### [Work required]
Copy out the records precisely, omitting pictures.

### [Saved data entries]
■ ■ ■ ■ ■ ■ ■

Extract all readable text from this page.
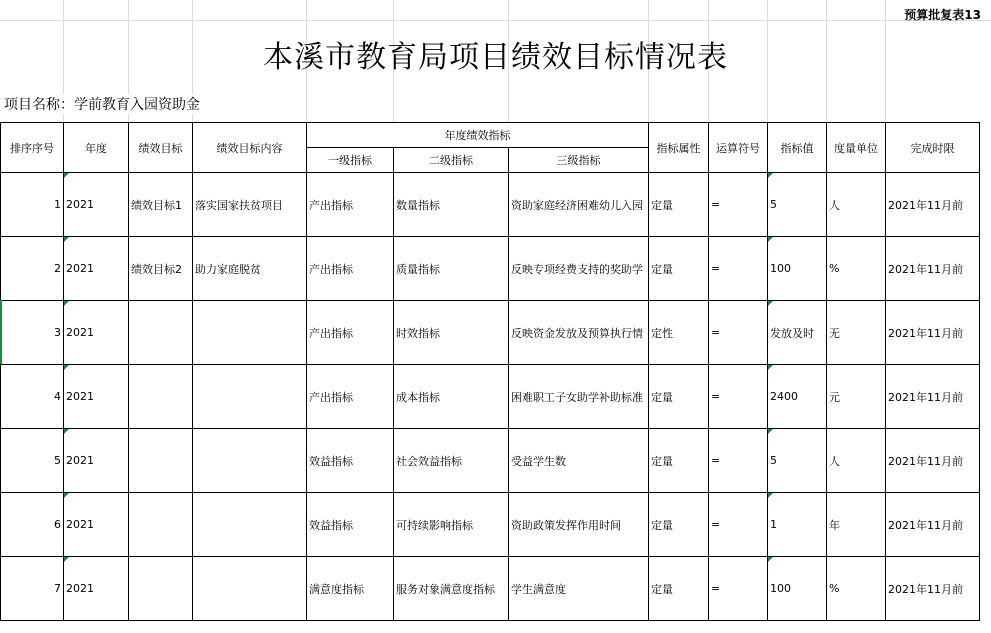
预算批复表13
本溪市教育局项目绩效目标情况表
项目名称：学前教育入园资助金
排序序号	年度	绩效目标	绩效目标内容	年度绩效指标			指标属性	运算符号	指标值	度量单位	完成时限
				一级指标	二级指标	三级指标					
1	2021	绩效目标1	落实国家扶贫项目	产出指标	数量指标	资助家庭经济困难幼儿入园	定量	=	5	人	2021年11月前
2	2021	绩效目标2	助力家庭脱贫	产出指标	质量指标	反映专项经费支持的奖助学	定量	=	100	%	2021年11月前
3	2021			产出指标	时效指标	反映资金发放及预算执行情	定性	=	发放及时	无	2021年11月前
4	2021			产出指标	成本指标	困难职工子女助学补助标准	定量	=	2400	元	2021年11月前
5	2021			效益指标	社会效益指标	受益学生数	定量	=	5	人	2021年11月前
6	2021			效益指标	可持续影响指标	资助政策发挥作用时间	定量	=	1	年	2021年11月前
7	2021			满意度指标	服务对象满意度指标	学生满意度	定量	=	100	%	2021年11月前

■ ■ ■ ■ ■ ■ ■

### [Response to this task]
Extract all readable text from this page.
预算批复表13
本溪市教育局项目绩效目标情况表
项目名称：学前教育入园资助金
排序序号	年度	绩效目标	绩效目标内容	年度绩效指标			指标属性	运算符号	指标值	度量单位	完成时限
				一级指标	二级指标	三级指标					
1	2021	绩效目标1	落实国家扶贫项目	产出指标	数量指标	资助家庭经济困难幼儿入园	定量	=	5	人	2021年11月前
2	2021	绩效目标2	助力家庭脱贫	产出指标	质量指标	反映专项经费支持的奖助学	定量	=	100	%	2021年11月前
3	2021			产出指标	时效指标	反映资金发放及预算执行情	定性	=	发放及时	无	2021年11月前
4	2021			产出指标	成本指标	困难职工子女助学补助标准	定量	=	2400	元	2021年11月前
5	2021			效益指标	社会效益指标	受益学生数	定量	=	5	人	2021年11月前
6	2021			效益指标	可持续影响指标	资助政策发挥作用时间	定量	=	1	年	2021年11月前
7	2021			满意度指标	服务对象满意度指标	学生满意度	定量	=	100	%	2021年11月前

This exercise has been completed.